*Aim*: Write out the listing below exactly, and omit any images you find in it.

*Stored data*:
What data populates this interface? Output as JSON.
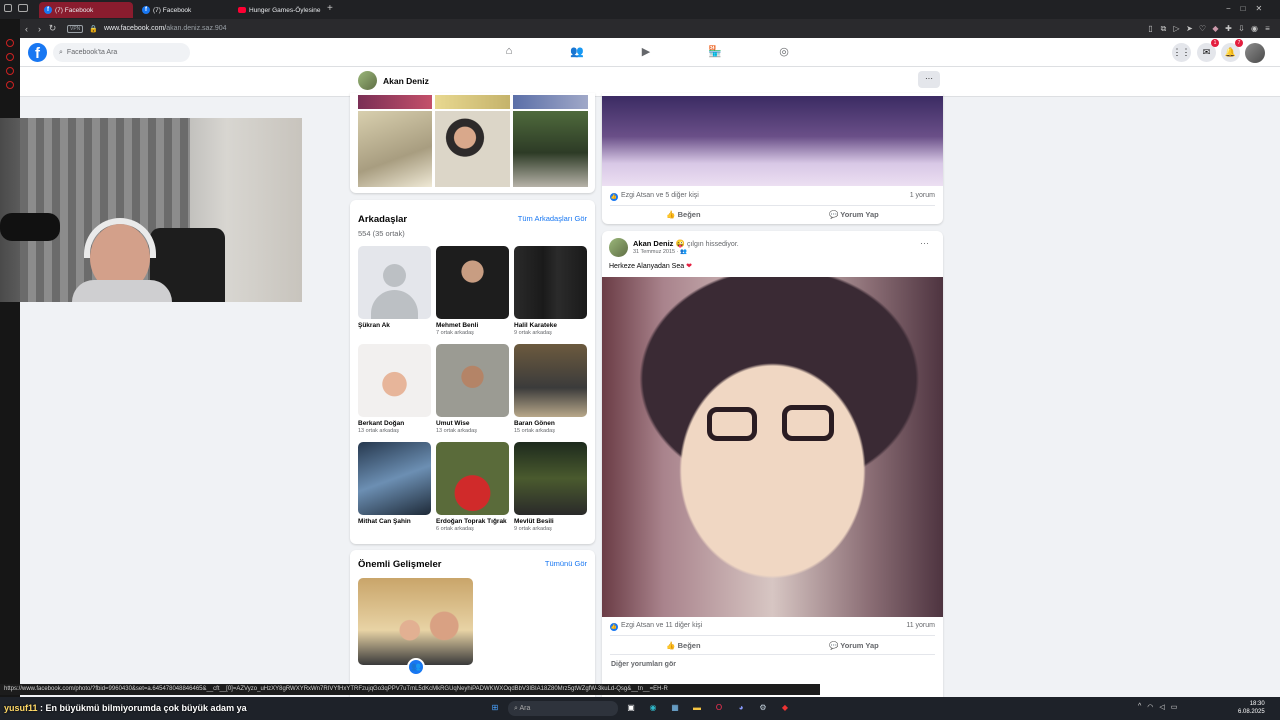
{
  "browser": {
    "tabs": [
      {
        "title": "(7) Facebook",
        "active": true
      },
      {
        "title": "(7) Facebook",
        "active": false
      },
      {
        "title": "Hunger Games-Öylesine",
        "active": false
      }
    ],
    "new_tab_label": "+",
    "url_prefix": "www.facebook.com/",
    "url_path": "akan.deniz.saz.904"
  },
  "facebook": {
    "logo": "f",
    "search_placeholder": "Facebook'ta Ara",
    "messenger_badge": "1",
    "notifications_badge": "7",
    "profile_name": "Akan Deniz",
    "more_label": "···",
    "friends": {
      "title": "Arkadaşlar",
      "count": "554 (35 ortak)",
      "see_all": "Tüm Arkadaşları Gör",
      "items": [
        {
          "name": "Şükran Ak",
          "mutual": ""
        },
        {
          "name": "Mehmet Benli",
          "mutual": "7 ortak arkadaş"
        },
        {
          "name": "Halil Karateke",
          "mutual": "9 ortak arkadaş"
        },
        {
          "name": "Berkant Doğan",
          "mutual": "13 ortak arkadaş"
        },
        {
          "name": "Umut Wise",
          "mutual": "13 ortak arkadaş"
        },
        {
          "name": "Baran Gönen",
          "mutual": "15 ortak arkadaş"
        },
        {
          "name": "Mithat Can Şahin",
          "mutual": ""
        },
        {
          "name": "Erdoğan Toprak Tığrak",
          "mutual": "6 ortak arkadaş"
        },
        {
          "name": "Mevlüt Besili",
          "mutual": "9 ortak arkadaş"
        }
      ]
    },
    "featured": {
      "title": "Önemli Gelişmeler",
      "see_all": "Tümünü Gör"
    },
    "post1": {
      "reactions": "Ezgi Atsan ve 5 diğer kişi",
      "comments": "1 yorum",
      "like": "Beğen",
      "comment": "Yorum Yap"
    },
    "post2": {
      "author": "Akan Deniz",
      "feeling": "çılgın hissediyor.",
      "date": "31 Temmuz 2015",
      "text": "Herkeze Alanyadan Sea",
      "reactions": "Ezgi Atsan ve 11 diğer kişi",
      "comments": "11 yorum",
      "like": "Beğen",
      "comment": "Yorum Yap",
      "more_comments": "Diğer yorumları gör",
      "more_label": "···"
    }
  },
  "status_url": "https://www.facebook.com/photo/?fbid=9960430&set=a.645478048846465&__cft__[0]=AZVyzo_uHzXY8gRWXYRxWn7RIVYfHxYTRFzujqGo3qPPV7uTmL5dKcMkRGUqNeyhiPADWKWXOqdBbV3IBIA18Z80Mrz5gtWZgfW-3kuLd-Qsg&__tn__=EH-R",
  "stream_caption": "En büyükmü bilmiyorumda çok büyük adam ya",
  "stream_user": "yusuf11",
  "taskbar": {
    "search": "Ara",
    "time": "18:30",
    "date": "6.08.2025"
  }
}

*Reply*:
What data populates this interface? Output as JSON.
{
  "browser": {
    "tabs": [
      {
        "title": "(7) Facebook",
        "active": true
      },
      {
        "title": "(7) Facebook",
        "active": false
      },
      {
        "title": "Hunger Games-Öylesine",
        "active": false
      }
    ],
    "new_tab_label": "+",
    "url_prefix": "www.facebook.com/",
    "url_path": "akan.deniz.saz.904"
  },
  "facebook": {
    "logo": "f",
    "search_placeholder": "Facebook'ta Ara",
    "messenger_badge": "1",
    "notifications_badge": "7",
    "profile_name": "Akan Deniz",
    "more_label": "···",
    "friends": {
      "title": "Arkadaşlar",
      "count": "554 (35 ortak)",
      "see_all": "Tüm Arkadaşları Gör",
      "items": [
        {
          "name": "Şükran Ak",
          "mutual": ""
        },
        {
          "name": "Mehmet Benli",
          "mutual": "7 ortak arkadaş"
        },
        {
          "name": "Halil Karateke",
          "mutual": "9 ortak arkadaş"
        },
        {
          "name": "Berkant Doğan",
          "mutual": "13 ortak arkadaş"
        },
        {
          "name": "Umut Wise",
          "mutual": "13 ortak arkadaş"
        },
        {
          "name": "Baran Gönen",
          "mutual": "15 ortak arkadaş"
        },
        {
          "name": "Mithat Can Şahin",
          "mutual": ""
        },
        {
          "name": "Erdoğan Toprak Tığrak",
          "mutual": "6 ortak arkadaş"
        },
        {
          "name": "Mevlüt Besili",
          "mutual": "9 ortak arkadaş"
        }
      ]
    },
    "featured": {
      "title": "Önemli Gelişmeler",
      "see_all": "Tümünü Gör"
    },
    "post1": {
      "reactions": "Ezgi Atsan ve 5 diğer kişi",
      "comments": "1 yorum",
      "like": "Beğen",
      "comment": "Yorum Yap"
    },
    "post2": {
      "author": "Akan Deniz",
      "feeling": "çılgın hissediyor.",
      "date": "31 Temmuz 2015",
      "text": "Herkeze Alanyadan Sea",
      "reactions": "Ezgi Atsan ve 11 diğer kişi",
      "comments": "11 yorum",
      "like": "Beğen",
      "comment": "Yorum Yap",
      "more_comments": "Diğer yorumları gör",
      "more_label": "···"
    }
  },
  "status_url": "https://www.facebook.com/photo/?fbid=9960430&set=a.645478048846465&__cft__[0]=AZVyzo_uHzXY8gRWXYRxWn7RIVYfHxYTRFzujqGo3qPPV7uTmL5dKcMkRGUqNeyhiPADWKWXOqdBbV3IBIA18Z80Mrz5gtWZgfW-3kuLd-Qsg&__tn__=EH-R",
  "stream_caption": "En büyükmü bilmiyorumda çok büyük adam ya",
  "stream_user": "yusuf11",
  "taskbar": {
    "search": "Ara",
    "time": "18:30",
    "date": "6.08.2025"
  }
}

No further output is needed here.